### Job:
Using the data below, gather each line that includes the word "intestin".

Stored records
══════════

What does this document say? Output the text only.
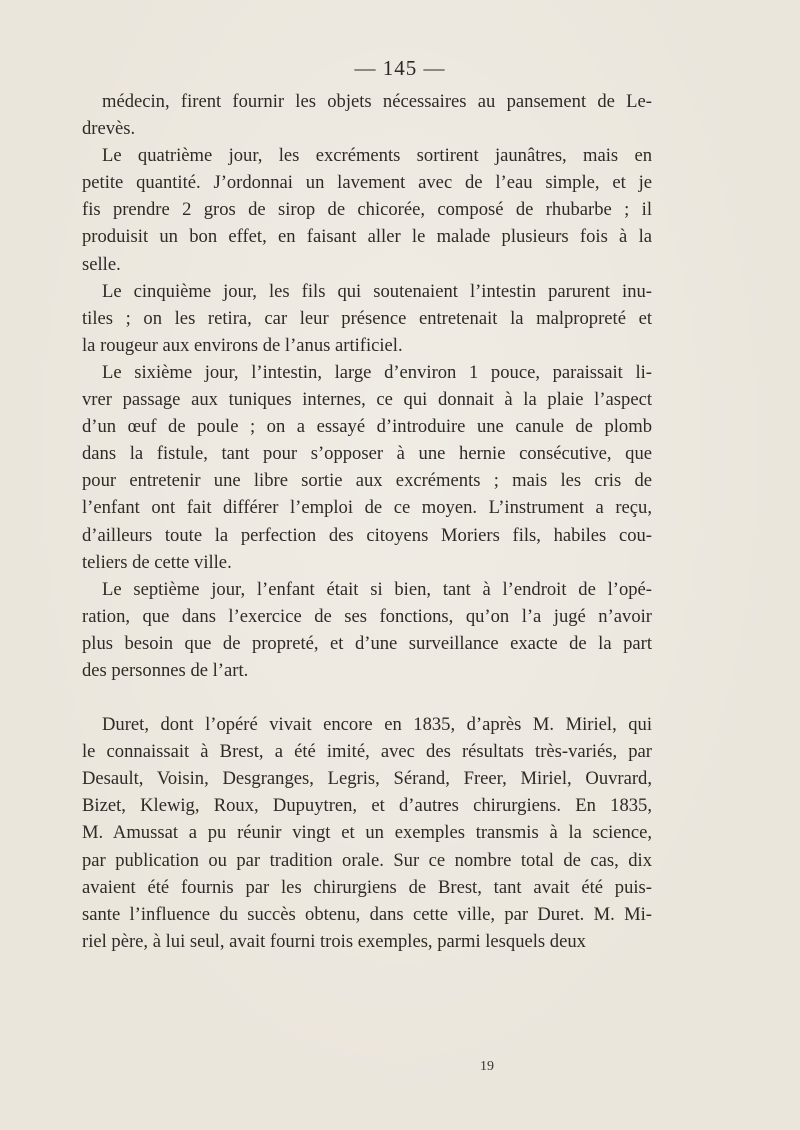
— 145 —
médecin, firent fournir les objets nécessaires au pansement de Le-
drevès.
Le quatrième jour, les excréments sortirent jaunâtres, mais en
petite quantité. J’ordonnai un lavement avec de l’eau simple, et je
fis prendre 2 gros de sirop de chicorée, composé de rhubarbe ; il
produisit un bon effet, en faisant aller le malade plusieurs fois à la
selle.
Le cinquième jour, les fils qui soutenaient l’intestin parurent inu-
tiles ; on les retira, car leur présence entretenait la malpropreté et
la rougeur aux environs de l’anus artificiel.
Le sixième jour, l’intestin, large d’environ 1 pouce, paraissait li-
vrer passage aux tuniques internes, ce qui donnait à la plaie l’aspect
d’un œuf de poule ; on a essayé d’introduire une canule de plomb
dans la fistule, tant pour s’opposer à une hernie consécutive, que
pour entretenir une libre sortie aux excréments ; mais les cris de
l’enfant ont fait différer l’emploi de ce moyen. L’instrument a reçu,
d’ailleurs toute la perfection des citoyens Moriers fils, habiles cou-
teliers de cette ville.
Le septième jour, l’enfant était si bien, tant à l’endroit de l’opé-
ration, que dans l’exercice de ses fonctions, qu’on l’a jugé n’avoir
plus besoin que de propreté, et d’une surveillance exacte de la part
des personnes de l’art.
Duret, dont l’opéré vivait encore en 1835, d’après M. Miriel, qui
le connaissait à Brest, a été imité, avec des résultats très-variés, par
Desault, Voisin, Desgranges, Legris, Sérand, Freer, Miriel, Ouvrard,
Bizet, Klewig, Roux, Dupuytren, et d’autres chirurgiens. En 1835,
M. Amussat a pu réunir vingt et un exemples transmis à la science,
par publication ou par tradition orale. Sur ce nombre total de cas, dix
avaient été fournis par les chirurgiens de Brest, tant avait été puis-
sante l’influence du succès obtenu, dans cette ville, par Duret. M. Mi-
riel père, à lui seul, avait fourni trois exemples, parmi lesquels deux
19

══════════

### Solution to the exercise:
Le cinquième jour, les fils qui soutenaient l’intestin parurent inu-
Le sixième jour, l’intestin, large d’environ 1 pouce, paraissait li-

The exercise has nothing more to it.